Figure content listings
►

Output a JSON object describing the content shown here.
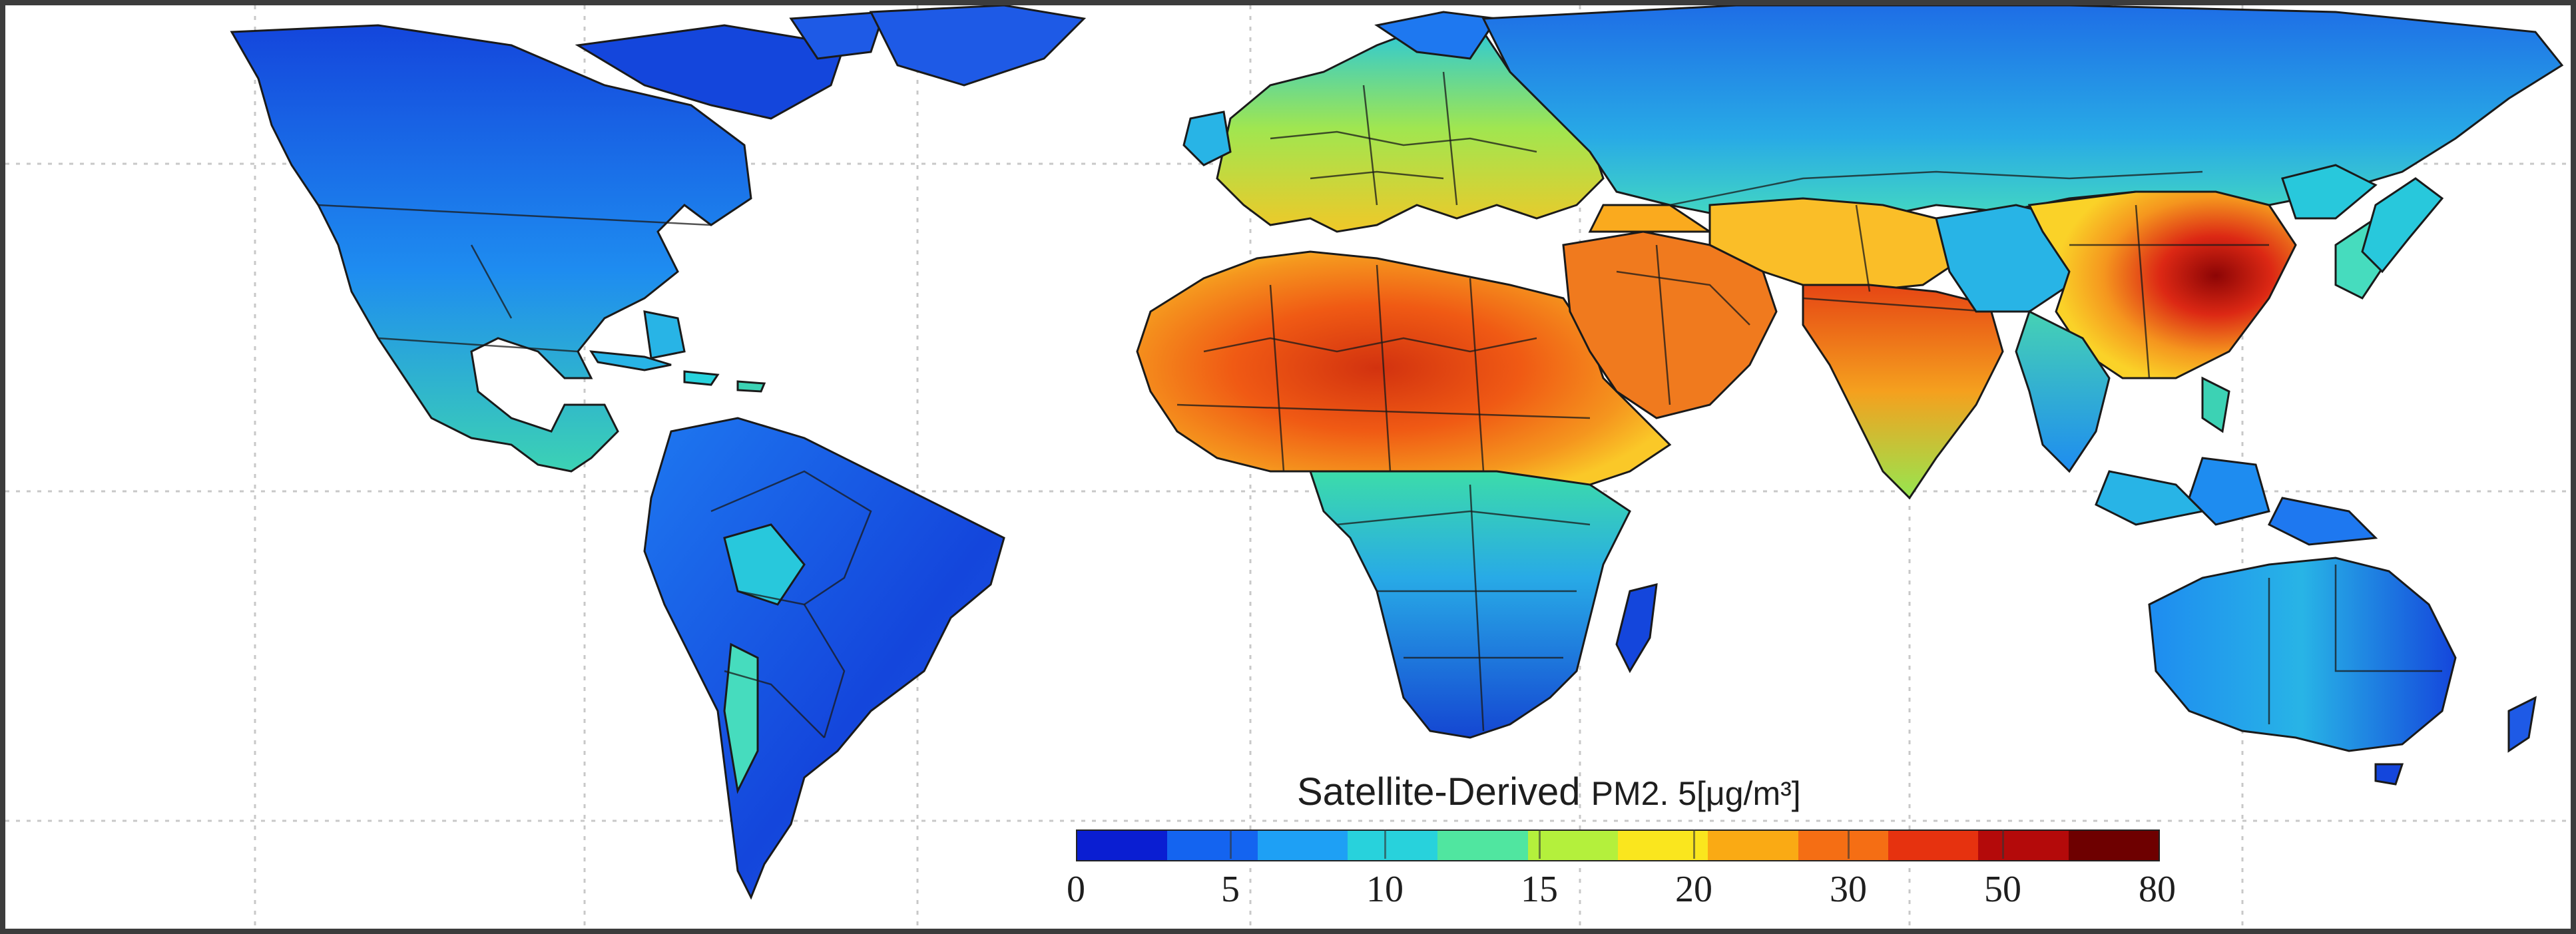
{
  "legend": {
    "title_main": "Satellite-Derived ",
    "title_unit": "PM2. 5[μg/m³]",
    "ticks": [
      "0",
      "5",
      "10",
      "15",
      "20",
      "30",
      "50",
      "80"
    ],
    "colors": [
      "#0a1ed2",
      "#1464f0",
      "#1ea0f5",
      "#28d2dc",
      "#50e6a0",
      "#b4f03c",
      "#fae61e",
      "#faaa14",
      "#f56e14",
      "#e6320f",
      "#b40a0a",
      "#6e0000"
    ]
  },
  "palette": {
    "very_low": "#1432d2",
    "low": "#1e78f0",
    "low_mid": "#28b4e6",
    "mid": "#32d2c8",
    "mid_high": "#96e650",
    "high": "#f0dc28",
    "higher": "#f59628",
    "very_high": "#e6461e",
    "extreme": "#a00a0a"
  }
}
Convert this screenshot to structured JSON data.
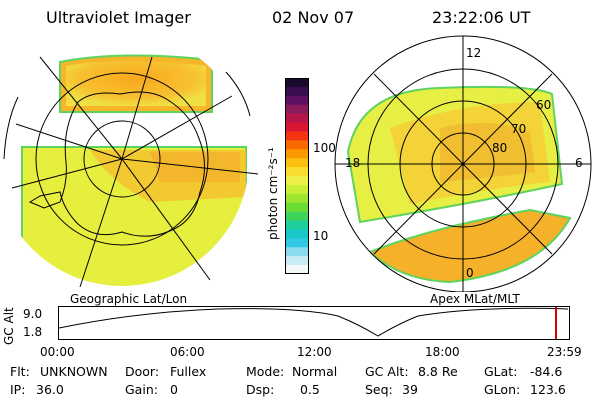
{
  "header": {
    "instrument": "Ultraviolet Imager",
    "date": "02 Nov 07",
    "time": "23:22:06 UT"
  },
  "colorbar": {
    "unit_label": "photon cm⁻²s⁻¹",
    "ticks": [
      "100",
      "10"
    ],
    "colors": [
      "#1a0a2e",
      "#3a0d4e",
      "#5e1060",
      "#8a1b5a",
      "#b5154b",
      "#d9162f",
      "#f23510",
      "#f86a00",
      "#fa9a00",
      "#fbbf10",
      "#f8dd30",
      "#eef04a",
      "#c8ee38",
      "#9de630",
      "#6cdc34",
      "#3ed35a",
      "#1ecf9b",
      "#18c9c8",
      "#32c8e4",
      "#8bdbef",
      "#c9ecf4",
      "#f2f8fa"
    ]
  },
  "left_panel": {
    "label": "Geographic Lat/Lon"
  },
  "right_panel": {
    "label": "Apex MLat/MLT",
    "mlt_labels": {
      "top": "12",
      "left": "18",
      "right": "6",
      "bottom": "0"
    },
    "lat_labels": [
      "60",
      "70",
      "80"
    ]
  },
  "orbit": {
    "y_label": "GC Alt",
    "y_ticks": [
      "9.0",
      "1.8"
    ],
    "x_ticks": [
      "00:00",
      "06:00",
      "12:00",
      "18:00",
      "23:59"
    ]
  },
  "status": {
    "flt_label": "Flt:",
    "flt_value": "UNKNOWN",
    "door_label": "Door:",
    "door_value": "Fullex",
    "mode_label": "Mode:",
    "mode_value": "Normal",
    "gcalt_label": "GC Alt:",
    "gcalt_value": "8.8 Re",
    "glat_label": "GLat:",
    "glat_value": "-84.6",
    "ip_label": "IP:",
    "ip_value": "36.0",
    "gain_label": "Gain:",
    "gain_value": "0",
    "dsp_label": "Dsp:",
    "dsp_value": "0.5",
    "seq_label": "Seq:",
    "seq_value": "39",
    "glon_label": "GLon:",
    "glon_value": "123.6"
  }
}
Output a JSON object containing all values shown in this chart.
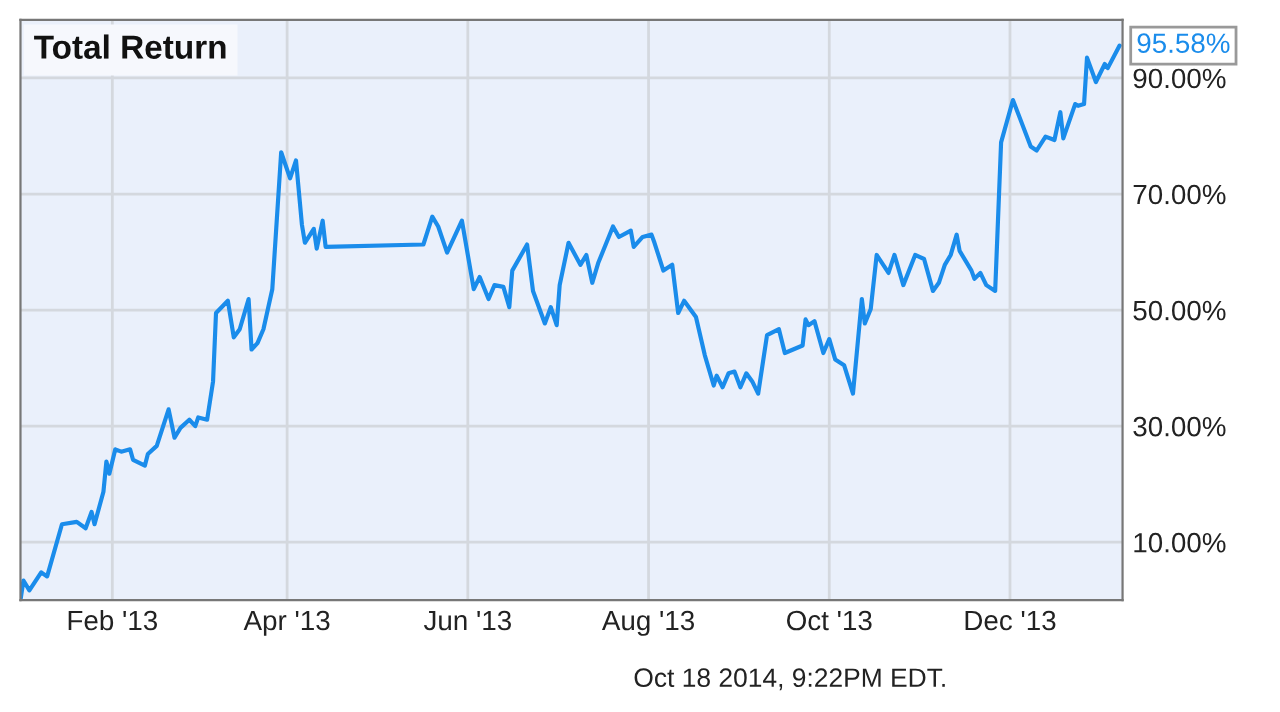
{
  "chart_data": {
    "type": "line",
    "title": "Total Return",
    "annotations": [
      {
        "text": "95.58%",
        "x": "2014-01-07",
        "y": 95.58
      },
      "Oct 18 2014, 9:22PM EDT."
    ],
    "x": [
      "2013-01-01",
      "2013-01-02",
      "2013-01-04",
      "2013-01-08",
      "2013-01-10",
      "2013-01-15",
      "2013-01-20",
      "2013-01-23",
      "2013-01-25",
      "2013-01-26",
      "2013-01-29",
      "2013-01-30",
      "2013-01-31",
      "2013-02-02",
      "2013-02-04",
      "2013-02-07",
      "2013-02-08",
      "2013-02-12",
      "2013-02-13",
      "2013-02-16",
      "2013-02-20",
      "2013-02-22",
      "2013-02-24",
      "2013-02-27",
      "2013-03-01",
      "2013-03-02",
      "2013-03-05",
      "2013-03-07",
      "2013-03-08",
      "2013-03-12",
      "2013-03-14",
      "2013-03-16",
      "2013-03-19",
      "2013-03-20",
      "2013-03-22",
      "2013-03-24",
      "2013-03-27",
      "2013-03-30",
      "2013-04-02",
      "2013-04-04",
      "2013-04-06",
      "2013-04-07",
      "2013-04-10",
      "2013-04-11",
      "2013-04-13",
      "2013-04-14",
      "2013-05-17",
      "2013-05-20",
      "2013-05-22",
      "2013-05-25",
      "2013-05-30",
      "2013-06-03",
      "2013-06-05",
      "2013-06-08",
      "2013-06-10",
      "2013-06-13",
      "2013-06-15",
      "2013-06-16",
      "2013-06-21",
      "2013-06-23",
      "2013-06-27",
      "2013-06-29",
      "2013-07-01",
      "2013-07-02",
      "2013-07-05",
      "2013-07-09",
      "2013-07-11",
      "2013-07-13",
      "2013-07-15",
      "2013-07-20",
      "2013-07-22",
      "2013-07-26",
      "2013-07-27",
      "2013-07-30",
      "2013-08-02",
      "2013-08-03",
      "2013-08-06",
      "2013-08-09",
      "2013-08-11",
      "2013-08-13",
      "2013-08-17",
      "2013-08-20",
      "2013-08-23",
      "2013-08-24",
      "2013-08-26",
      "2013-08-28",
      "2013-08-30",
      "2013-09-01",
      "2013-09-03",
      "2013-09-05",
      "2013-09-07",
      "2013-09-10",
      "2013-09-14",
      "2013-09-16",
      "2013-09-22",
      "2013-09-23",
      "2013-09-24",
      "2013-09-26",
      "2013-09-29",
      "2013-10-01",
      "2013-10-03",
      "2013-10-06",
      "2013-10-09",
      "2013-10-12",
      "2013-10-13",
      "2013-10-15",
      "2013-10-17",
      "2013-10-21",
      "2013-10-23",
      "2013-10-26",
      "2013-10-30",
      "2013-11-02",
      "2013-11-05",
      "2013-11-07",
      "2013-11-09",
      "2013-11-11",
      "2013-11-13",
      "2013-11-14",
      "2013-11-18",
      "2013-11-19",
      "2013-11-21",
      "2013-11-23",
      "2013-11-26",
      "2013-11-28",
      "2013-12-02",
      "2013-12-08",
      "2013-12-10",
      "2013-12-13",
      "2013-12-16",
      "2013-12-18",
      "2013-12-19",
      "2013-12-23",
      "2013-12-24",
      "2013-12-26",
      "2013-12-27",
      "2013-12-30",
      "2014-01-02",
      "2014-01-03",
      "2014-01-07"
    ],
    "series": [
      {
        "color": "#1a8ceb",
        "values": [
          0,
          3.4,
          1.7,
          4.8,
          4.1,
          13.1,
          13.5,
          12.4,
          15.2,
          13.1,
          18.7,
          23.9,
          21.8,
          26,
          25.6,
          26,
          24.2,
          23.2,
          25.2,
          26.6,
          32.9,
          28,
          29.7,
          31.1,
          30,
          31.5,
          31.1,
          37.7,
          49.5,
          51.6,
          45.3,
          46.7,
          51.9,
          43.2,
          44.3,
          46.7,
          53.6,
          77.2,
          72.7,
          75.8,
          64.7,
          61.6,
          64,
          60.6,
          65.4,
          60.9,
          61.3,
          66.1,
          64.4,
          59.9,
          65.4,
          53.6,
          55.7,
          51.9,
          54.3,
          54,
          50.5,
          56.8,
          61.3,
          53.3,
          47.7,
          50.5,
          47.4,
          54.3,
          61.6,
          57.8,
          59.5,
          54.7,
          58.1,
          64.4,
          62.6,
          63.7,
          60.9,
          62.6,
          63,
          61.6,
          56.8,
          57.8,
          49.5,
          51.6,
          48.8,
          42.2,
          37,
          38.7,
          36.7,
          39.1,
          39.4,
          36.7,
          39.1,
          37.7,
          35.6,
          45.7,
          46.7,
          42.6,
          43.9,
          48.4,
          47.4,
          48.1,
          42.6,
          45,
          41.5,
          40.5,
          35.6,
          51.9,
          47.7,
          50.2,
          59.5,
          56.4,
          59.5,
          54.3,
          59.5,
          58.8,
          53.3,
          54.7,
          57.8,
          59.5,
          63,
          60.2,
          56.8,
          55.4,
          56.4,
          54.3,
          53.3,
          78.9,
          86.2,
          78.2,
          77.5,
          79.9,
          79.3,
          84.1,
          79.6,
          85.5,
          85.2,
          85.5,
          93.5,
          89.3,
          92.4,
          91.7,
          95.58
        ]
      }
    ],
    "xlim": [
      "2013-01-01",
      "2014-01-08"
    ],
    "xticks": [
      {
        "value": "2013-02-01",
        "label": "Feb '13"
      },
      {
        "value": "2013-04-01",
        "label": "Apr '13"
      },
      {
        "value": "2013-06-01",
        "label": "Jun '13"
      },
      {
        "value": "2013-08-01",
        "label": "Aug '13"
      },
      {
        "value": "2013-10-01",
        "label": "Oct '13"
      },
      {
        "value": "2013-12-01",
        "label": "Dec '13"
      }
    ],
    "ylim": [
      0,
      100
    ],
    "yticks": [
      {
        "value": 10,
        "label": "10.00%"
      },
      {
        "value": 30,
        "label": "30.00%"
      },
      {
        "value": 50,
        "label": "50.00%"
      },
      {
        "value": 70,
        "label": "70.00%"
      },
      {
        "value": 90,
        "label": "90.00%"
      }
    ],
    "grid": true,
    "legend": false,
    "marker": "none",
    "line_style": "solid"
  }
}
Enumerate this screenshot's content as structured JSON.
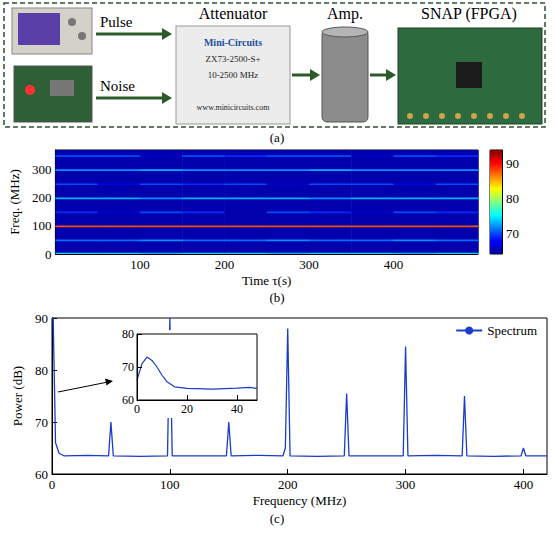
{
  "diagram": {
    "caption": "(a)",
    "sources": [
      {
        "label": "Pulse"
      },
      {
        "label": "Noise"
      }
    ],
    "nodes": [
      {
        "label": "Attenuator",
        "texts": [
          "Mini-Circuits",
          "ZX73-2500-S+",
          "10-2500 MHz",
          "www.minicircuits.com"
        ]
      },
      {
        "label": "Amp."
      },
      {
        "label": "SNAP (FPGA)"
      }
    ]
  },
  "chart_data": [
    {
      "type": "heatmap",
      "caption": "(b)",
      "xlabel": "Time τ(s)",
      "ylabel": "Freq. (MHz)",
      "xlim": [
        0,
        500
      ],
      "xticks": [
        100,
        200,
        300,
        400
      ],
      "ylim": [
        0,
        370
      ],
      "yticks": [
        0,
        100,
        200,
        300
      ],
      "x_bins": [
        0,
        50,
        100,
        150,
        200,
        250,
        300,
        350,
        400,
        450,
        500
      ],
      "y_bins": [
        0,
        6,
        47,
        53,
        97,
        103,
        147,
        153,
        197,
        203,
        247,
        253,
        297,
        303,
        347,
        353,
        370
      ],
      "cells": [
        [
          74,
          74,
          73,
          74,
          74,
          73,
          74,
          74,
          73,
          74
        ],
        [
          65,
          65,
          65,
          65,
          65,
          65,
          65,
          65,
          65,
          65
        ],
        [
          71,
          71,
          72,
          71,
          71,
          72,
          71,
          71,
          72,
          71
        ],
        [
          65,
          65,
          65,
          65,
          65,
          65,
          65,
          65,
          65,
          65
        ],
        [
          88,
          88,
          88,
          88,
          88,
          88,
          88,
          88,
          88,
          88
        ],
        [
          65,
          65,
          65,
          65,
          65,
          65,
          65,
          65,
          65,
          65
        ],
        [
          69,
          66,
          70,
          69,
          65,
          70,
          69,
          66,
          70,
          69
        ],
        [
          65,
          65,
          65,
          65,
          65,
          65,
          65,
          65,
          65,
          65
        ],
        [
          73,
          73,
          72,
          73,
          73,
          73,
          72,
          73,
          73,
          73
        ],
        [
          65,
          65,
          65,
          65,
          65,
          65,
          65,
          65,
          65,
          65
        ],
        [
          70,
          67,
          70,
          69,
          70,
          66,
          70,
          70,
          67,
          70
        ],
        [
          65,
          65,
          65,
          65,
          65,
          65,
          65,
          65,
          65,
          65
        ],
        [
          72,
          72,
          73,
          72,
          72,
          72,
          73,
          72,
          72,
          72
        ],
        [
          65,
          65,
          65,
          65,
          65,
          65,
          65,
          65,
          65,
          65
        ],
        [
          70,
          70,
          66,
          70,
          69,
          70,
          70,
          66,
          70,
          69
        ],
        [
          65,
          65,
          65,
          65,
          65,
          65,
          65,
          65,
          65,
          65
        ]
      ],
      "colorbar": {
        "range": [
          64,
          94
        ],
        "ticks": [
          70,
          80,
          90
        ]
      }
    },
    {
      "type": "line",
      "caption": "(c)",
      "xlabel": "Frequency (MHz)",
      "ylabel": "Power (dB)",
      "xlim": [
        0,
        420
      ],
      "xticks": [
        0,
        100,
        200,
        300,
        400
      ],
      "ylim": [
        60,
        90
      ],
      "yticks": [
        60,
        70,
        80,
        90
      ],
      "legend": "upper right",
      "x": [
        0,
        1,
        3,
        6,
        10,
        30,
        48,
        50,
        52,
        75,
        98,
        100,
        102,
        125,
        148,
        150,
        152,
        175,
        196,
        198,
        200,
        202,
        225,
        248,
        250,
        252,
        275,
        298,
        300,
        302,
        325,
        348,
        350,
        352,
        375,
        398,
        400,
        402,
        420
      ],
      "series": [
        {
          "name": "Spectrum",
          "color": "#1a3cc8",
          "values": [
            90,
            90,
            66,
            64,
            63.5,
            63.6,
            63.5,
            70,
            63.5,
            63.4,
            63.5,
            90,
            63.5,
            63.5,
            63.5,
            70,
            63.5,
            63.6,
            63.5,
            65,
            88,
            63.5,
            63.4,
            63.5,
            75.5,
            63.5,
            63.5,
            63.5,
            84.5,
            63.5,
            63.6,
            63.5,
            75,
            63.5,
            63.4,
            63.5,
            65,
            63.5,
            63.5
          ]
        }
      ],
      "inset": {
        "type": "line",
        "color": "#1a3cc8",
        "xlim": [
          0,
          48
        ],
        "xticks": [
          0,
          20,
          40
        ],
        "ylim": [
          60,
          80
        ],
        "yticks": [
          60,
          70,
          80
        ],
        "x": [
          0,
          2,
          4,
          6,
          8,
          10,
          12,
          15,
          20,
          30,
          40,
          45,
          48
        ],
        "values": [
          66,
          71,
          73,
          72,
          70,
          67.5,
          65.5,
          64,
          63.5,
          63.3,
          63.6,
          63.8,
          63.5
        ]
      }
    }
  ]
}
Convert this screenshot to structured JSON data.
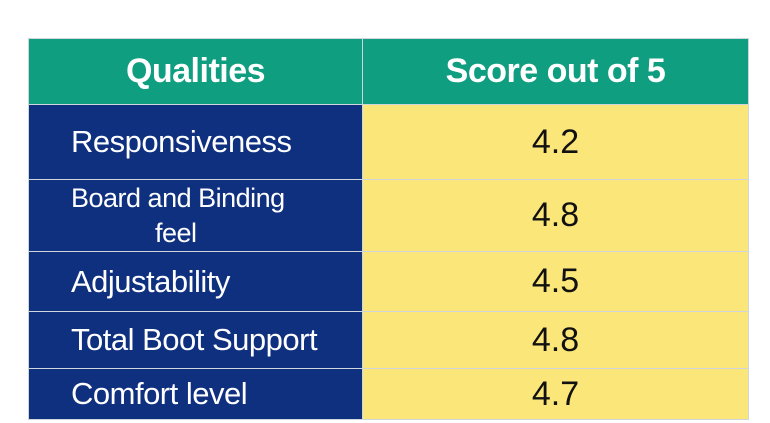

◄

## [To do]
Scan the material above for the string "Output" and report each line where you find it.

## [Written answer]
Output a JSON object describing the content shown here.
Output a JSON object containing all values shown in this chart.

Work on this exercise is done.